- _TASK TO COMPLETE_:
The answer should be a single number: how many lines of the entries below hold the word "subscriber".

• • •

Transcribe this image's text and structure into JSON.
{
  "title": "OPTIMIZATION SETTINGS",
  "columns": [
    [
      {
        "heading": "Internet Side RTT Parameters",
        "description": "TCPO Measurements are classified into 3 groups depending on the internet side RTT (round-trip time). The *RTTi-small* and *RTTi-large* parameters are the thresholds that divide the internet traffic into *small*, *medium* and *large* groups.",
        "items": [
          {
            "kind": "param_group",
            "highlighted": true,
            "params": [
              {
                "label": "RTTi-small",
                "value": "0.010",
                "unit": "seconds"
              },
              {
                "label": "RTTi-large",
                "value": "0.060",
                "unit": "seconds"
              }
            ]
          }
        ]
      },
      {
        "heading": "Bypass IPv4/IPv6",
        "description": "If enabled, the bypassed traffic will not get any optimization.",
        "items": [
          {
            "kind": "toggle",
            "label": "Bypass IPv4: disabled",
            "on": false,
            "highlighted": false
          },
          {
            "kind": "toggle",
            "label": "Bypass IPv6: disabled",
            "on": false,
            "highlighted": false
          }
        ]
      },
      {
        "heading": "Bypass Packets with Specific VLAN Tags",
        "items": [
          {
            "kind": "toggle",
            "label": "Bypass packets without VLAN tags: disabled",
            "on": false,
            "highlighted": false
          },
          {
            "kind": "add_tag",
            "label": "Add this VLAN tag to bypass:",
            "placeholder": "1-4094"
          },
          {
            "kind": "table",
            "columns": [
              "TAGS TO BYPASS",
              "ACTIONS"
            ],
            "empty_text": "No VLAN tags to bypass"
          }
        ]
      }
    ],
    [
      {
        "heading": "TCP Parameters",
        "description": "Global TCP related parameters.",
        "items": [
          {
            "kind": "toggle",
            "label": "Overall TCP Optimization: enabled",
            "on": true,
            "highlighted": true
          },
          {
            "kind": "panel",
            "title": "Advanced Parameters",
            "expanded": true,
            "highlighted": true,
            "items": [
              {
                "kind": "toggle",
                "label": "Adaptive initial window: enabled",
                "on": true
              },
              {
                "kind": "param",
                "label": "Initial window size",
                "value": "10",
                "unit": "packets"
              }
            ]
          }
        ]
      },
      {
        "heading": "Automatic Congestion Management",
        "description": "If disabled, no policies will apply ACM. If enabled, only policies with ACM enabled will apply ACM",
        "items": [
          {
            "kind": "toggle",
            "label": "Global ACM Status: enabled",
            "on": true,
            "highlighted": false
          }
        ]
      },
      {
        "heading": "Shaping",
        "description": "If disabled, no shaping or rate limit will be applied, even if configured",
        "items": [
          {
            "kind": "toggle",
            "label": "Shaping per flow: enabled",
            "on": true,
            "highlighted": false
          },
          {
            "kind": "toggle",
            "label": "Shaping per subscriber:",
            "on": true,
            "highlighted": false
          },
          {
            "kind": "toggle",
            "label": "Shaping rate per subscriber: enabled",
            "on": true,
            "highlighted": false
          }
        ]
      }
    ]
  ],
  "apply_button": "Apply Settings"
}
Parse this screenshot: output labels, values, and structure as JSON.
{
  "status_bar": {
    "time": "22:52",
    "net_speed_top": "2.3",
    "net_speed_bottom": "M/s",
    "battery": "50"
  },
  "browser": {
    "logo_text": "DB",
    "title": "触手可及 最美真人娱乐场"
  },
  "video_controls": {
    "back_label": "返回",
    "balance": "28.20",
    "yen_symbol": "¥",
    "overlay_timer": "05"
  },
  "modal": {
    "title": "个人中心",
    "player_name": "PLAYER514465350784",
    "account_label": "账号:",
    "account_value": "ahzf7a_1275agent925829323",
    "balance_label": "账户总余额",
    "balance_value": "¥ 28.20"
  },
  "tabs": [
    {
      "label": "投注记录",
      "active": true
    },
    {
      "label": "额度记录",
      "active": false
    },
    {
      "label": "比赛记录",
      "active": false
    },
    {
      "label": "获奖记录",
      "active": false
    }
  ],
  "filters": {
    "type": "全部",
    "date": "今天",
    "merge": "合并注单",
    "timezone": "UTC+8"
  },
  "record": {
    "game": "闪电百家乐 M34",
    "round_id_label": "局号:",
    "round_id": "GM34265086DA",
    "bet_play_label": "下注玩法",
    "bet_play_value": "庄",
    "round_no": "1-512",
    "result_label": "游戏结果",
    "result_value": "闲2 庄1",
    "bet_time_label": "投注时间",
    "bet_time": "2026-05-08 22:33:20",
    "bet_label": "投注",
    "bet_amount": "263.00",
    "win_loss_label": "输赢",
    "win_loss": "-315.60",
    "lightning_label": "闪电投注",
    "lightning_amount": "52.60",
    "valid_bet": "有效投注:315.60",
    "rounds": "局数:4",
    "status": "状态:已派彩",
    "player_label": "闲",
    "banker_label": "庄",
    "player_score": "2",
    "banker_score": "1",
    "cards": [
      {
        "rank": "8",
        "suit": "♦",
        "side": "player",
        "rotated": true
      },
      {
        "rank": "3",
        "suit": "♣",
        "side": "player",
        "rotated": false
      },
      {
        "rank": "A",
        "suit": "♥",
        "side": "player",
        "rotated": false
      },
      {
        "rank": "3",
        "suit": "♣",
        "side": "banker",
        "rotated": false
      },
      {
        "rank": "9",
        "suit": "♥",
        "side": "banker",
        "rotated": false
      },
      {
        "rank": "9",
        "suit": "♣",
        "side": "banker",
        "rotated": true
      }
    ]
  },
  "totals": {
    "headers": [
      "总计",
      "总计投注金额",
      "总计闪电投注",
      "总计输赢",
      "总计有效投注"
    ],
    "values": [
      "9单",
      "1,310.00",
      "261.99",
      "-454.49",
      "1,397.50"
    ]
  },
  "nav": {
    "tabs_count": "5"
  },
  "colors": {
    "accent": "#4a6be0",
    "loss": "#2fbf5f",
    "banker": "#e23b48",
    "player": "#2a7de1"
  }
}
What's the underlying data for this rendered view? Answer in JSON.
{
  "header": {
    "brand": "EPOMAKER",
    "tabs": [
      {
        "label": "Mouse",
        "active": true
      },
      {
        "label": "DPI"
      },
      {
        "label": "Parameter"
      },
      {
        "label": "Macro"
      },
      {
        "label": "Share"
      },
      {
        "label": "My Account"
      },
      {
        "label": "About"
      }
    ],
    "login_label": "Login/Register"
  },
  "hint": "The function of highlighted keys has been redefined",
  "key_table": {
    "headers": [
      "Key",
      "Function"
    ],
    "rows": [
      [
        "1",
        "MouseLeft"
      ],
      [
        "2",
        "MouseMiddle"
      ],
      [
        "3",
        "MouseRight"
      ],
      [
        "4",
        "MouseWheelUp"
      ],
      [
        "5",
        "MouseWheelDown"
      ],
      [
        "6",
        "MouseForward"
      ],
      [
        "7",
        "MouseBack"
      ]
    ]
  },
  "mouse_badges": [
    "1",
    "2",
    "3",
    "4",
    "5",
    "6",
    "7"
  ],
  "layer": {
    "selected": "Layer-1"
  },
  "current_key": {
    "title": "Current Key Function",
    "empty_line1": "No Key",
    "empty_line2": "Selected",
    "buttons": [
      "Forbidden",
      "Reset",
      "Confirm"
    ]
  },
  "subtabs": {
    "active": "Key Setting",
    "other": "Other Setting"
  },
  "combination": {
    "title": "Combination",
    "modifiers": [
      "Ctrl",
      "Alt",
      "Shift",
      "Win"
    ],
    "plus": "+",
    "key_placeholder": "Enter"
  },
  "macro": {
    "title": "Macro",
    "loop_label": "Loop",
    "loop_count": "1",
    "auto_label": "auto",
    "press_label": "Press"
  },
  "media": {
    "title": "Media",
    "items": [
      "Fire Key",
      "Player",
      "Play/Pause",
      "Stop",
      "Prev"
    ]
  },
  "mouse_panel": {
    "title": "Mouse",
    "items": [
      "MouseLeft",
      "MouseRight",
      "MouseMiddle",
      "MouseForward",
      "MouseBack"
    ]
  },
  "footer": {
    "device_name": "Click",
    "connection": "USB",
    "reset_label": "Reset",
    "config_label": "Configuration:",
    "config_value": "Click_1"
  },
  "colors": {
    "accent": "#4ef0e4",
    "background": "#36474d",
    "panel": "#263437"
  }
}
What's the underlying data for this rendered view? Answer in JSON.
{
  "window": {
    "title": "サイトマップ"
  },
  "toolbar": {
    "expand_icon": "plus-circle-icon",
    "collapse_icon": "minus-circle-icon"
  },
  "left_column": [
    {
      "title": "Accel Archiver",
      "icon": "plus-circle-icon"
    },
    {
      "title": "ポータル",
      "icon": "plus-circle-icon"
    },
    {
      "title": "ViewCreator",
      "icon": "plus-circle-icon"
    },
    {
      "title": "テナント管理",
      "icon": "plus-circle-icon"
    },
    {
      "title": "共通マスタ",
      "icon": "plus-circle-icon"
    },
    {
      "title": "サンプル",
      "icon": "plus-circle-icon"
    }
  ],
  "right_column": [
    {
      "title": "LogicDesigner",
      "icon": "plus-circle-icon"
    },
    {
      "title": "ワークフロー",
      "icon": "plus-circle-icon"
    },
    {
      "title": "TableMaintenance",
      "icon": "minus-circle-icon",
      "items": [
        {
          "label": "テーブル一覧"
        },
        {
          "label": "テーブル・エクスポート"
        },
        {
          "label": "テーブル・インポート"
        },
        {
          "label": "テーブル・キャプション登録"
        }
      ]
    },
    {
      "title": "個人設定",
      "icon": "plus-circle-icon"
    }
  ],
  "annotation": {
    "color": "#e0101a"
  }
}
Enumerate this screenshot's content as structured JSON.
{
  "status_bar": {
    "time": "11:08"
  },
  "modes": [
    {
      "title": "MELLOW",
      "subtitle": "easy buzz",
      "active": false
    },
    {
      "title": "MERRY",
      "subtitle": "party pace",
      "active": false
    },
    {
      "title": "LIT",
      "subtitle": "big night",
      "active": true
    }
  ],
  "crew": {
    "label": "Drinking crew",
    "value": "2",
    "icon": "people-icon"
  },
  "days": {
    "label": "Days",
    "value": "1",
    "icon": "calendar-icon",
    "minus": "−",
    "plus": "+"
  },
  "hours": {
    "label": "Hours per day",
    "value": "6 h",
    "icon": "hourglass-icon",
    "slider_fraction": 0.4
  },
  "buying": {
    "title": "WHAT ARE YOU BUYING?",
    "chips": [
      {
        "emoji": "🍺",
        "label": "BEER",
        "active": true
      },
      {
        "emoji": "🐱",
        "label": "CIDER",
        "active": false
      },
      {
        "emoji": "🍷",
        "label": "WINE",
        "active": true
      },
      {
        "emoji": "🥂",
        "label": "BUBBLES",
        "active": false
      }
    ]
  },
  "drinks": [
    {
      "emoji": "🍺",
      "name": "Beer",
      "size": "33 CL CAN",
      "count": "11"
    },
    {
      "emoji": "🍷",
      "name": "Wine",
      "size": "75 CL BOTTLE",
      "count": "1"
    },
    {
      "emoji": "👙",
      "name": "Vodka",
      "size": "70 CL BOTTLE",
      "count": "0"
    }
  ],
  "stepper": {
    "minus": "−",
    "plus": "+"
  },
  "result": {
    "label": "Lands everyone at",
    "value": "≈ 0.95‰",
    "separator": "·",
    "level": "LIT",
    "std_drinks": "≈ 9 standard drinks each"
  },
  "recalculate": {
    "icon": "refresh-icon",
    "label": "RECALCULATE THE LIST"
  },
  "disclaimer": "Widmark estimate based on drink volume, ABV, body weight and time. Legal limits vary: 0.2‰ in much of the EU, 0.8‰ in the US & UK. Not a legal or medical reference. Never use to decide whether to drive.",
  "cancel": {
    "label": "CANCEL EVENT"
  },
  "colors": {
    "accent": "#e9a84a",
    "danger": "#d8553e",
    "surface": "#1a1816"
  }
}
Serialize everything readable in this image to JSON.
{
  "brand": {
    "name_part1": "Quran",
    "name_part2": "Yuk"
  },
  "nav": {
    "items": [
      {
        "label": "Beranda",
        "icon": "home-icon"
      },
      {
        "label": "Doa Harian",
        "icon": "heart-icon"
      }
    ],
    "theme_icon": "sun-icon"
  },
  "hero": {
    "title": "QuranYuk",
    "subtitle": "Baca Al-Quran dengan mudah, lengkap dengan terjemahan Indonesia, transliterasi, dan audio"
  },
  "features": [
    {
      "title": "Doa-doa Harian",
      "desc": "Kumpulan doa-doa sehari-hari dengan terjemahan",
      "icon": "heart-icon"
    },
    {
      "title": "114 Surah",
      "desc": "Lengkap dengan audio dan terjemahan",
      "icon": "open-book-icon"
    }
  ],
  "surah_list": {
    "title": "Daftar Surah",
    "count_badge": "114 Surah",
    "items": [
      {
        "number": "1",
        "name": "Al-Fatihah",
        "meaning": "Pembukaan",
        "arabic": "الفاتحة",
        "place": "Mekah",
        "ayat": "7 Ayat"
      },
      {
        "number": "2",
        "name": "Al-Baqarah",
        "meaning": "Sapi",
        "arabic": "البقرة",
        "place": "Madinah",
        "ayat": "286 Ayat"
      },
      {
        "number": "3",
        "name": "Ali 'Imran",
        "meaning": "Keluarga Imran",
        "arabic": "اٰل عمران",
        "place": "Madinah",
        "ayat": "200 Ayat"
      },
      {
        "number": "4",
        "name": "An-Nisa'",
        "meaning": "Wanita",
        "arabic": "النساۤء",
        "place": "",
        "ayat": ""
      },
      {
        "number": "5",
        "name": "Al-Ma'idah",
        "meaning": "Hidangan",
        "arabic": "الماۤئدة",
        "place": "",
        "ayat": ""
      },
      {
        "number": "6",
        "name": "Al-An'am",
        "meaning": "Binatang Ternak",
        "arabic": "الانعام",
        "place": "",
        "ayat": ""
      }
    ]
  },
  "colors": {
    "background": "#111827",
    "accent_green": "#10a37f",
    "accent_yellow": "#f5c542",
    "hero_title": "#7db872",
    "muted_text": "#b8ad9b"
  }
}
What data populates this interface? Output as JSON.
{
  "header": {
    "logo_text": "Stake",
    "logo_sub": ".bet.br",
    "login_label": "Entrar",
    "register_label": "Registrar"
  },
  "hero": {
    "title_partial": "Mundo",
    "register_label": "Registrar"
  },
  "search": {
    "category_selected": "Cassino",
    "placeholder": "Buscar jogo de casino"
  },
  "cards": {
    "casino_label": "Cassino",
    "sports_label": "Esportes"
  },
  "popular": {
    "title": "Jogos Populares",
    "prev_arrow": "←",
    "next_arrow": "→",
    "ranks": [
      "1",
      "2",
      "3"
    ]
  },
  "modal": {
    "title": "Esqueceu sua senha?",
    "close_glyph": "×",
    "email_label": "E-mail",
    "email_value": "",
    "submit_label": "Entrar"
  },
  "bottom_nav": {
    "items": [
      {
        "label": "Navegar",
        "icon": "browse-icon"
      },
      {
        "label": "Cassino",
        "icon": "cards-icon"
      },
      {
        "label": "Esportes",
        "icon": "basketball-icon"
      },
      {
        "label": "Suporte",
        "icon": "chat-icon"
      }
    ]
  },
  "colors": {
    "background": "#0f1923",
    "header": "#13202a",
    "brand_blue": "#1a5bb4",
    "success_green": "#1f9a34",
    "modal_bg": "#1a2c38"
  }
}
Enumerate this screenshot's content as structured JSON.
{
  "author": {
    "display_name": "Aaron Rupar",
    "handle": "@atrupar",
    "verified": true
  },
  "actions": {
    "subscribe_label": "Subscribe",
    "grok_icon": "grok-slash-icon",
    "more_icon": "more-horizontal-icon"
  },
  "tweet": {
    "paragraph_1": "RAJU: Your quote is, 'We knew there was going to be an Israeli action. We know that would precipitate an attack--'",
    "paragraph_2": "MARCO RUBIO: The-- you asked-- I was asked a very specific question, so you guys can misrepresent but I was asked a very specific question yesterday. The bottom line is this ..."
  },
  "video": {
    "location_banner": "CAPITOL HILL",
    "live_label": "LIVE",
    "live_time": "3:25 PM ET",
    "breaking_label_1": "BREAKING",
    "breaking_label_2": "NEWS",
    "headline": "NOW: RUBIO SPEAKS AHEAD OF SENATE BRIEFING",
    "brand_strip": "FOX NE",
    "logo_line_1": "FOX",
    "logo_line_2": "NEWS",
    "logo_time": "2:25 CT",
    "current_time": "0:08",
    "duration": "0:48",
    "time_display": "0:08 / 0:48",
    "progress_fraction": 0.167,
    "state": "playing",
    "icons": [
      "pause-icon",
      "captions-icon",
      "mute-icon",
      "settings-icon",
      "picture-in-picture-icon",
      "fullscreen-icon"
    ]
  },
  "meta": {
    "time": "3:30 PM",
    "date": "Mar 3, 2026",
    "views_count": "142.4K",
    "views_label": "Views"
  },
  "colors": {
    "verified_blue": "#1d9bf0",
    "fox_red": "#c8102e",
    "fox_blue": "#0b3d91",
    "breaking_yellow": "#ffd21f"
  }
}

• • •

- _SOLUTION_:
2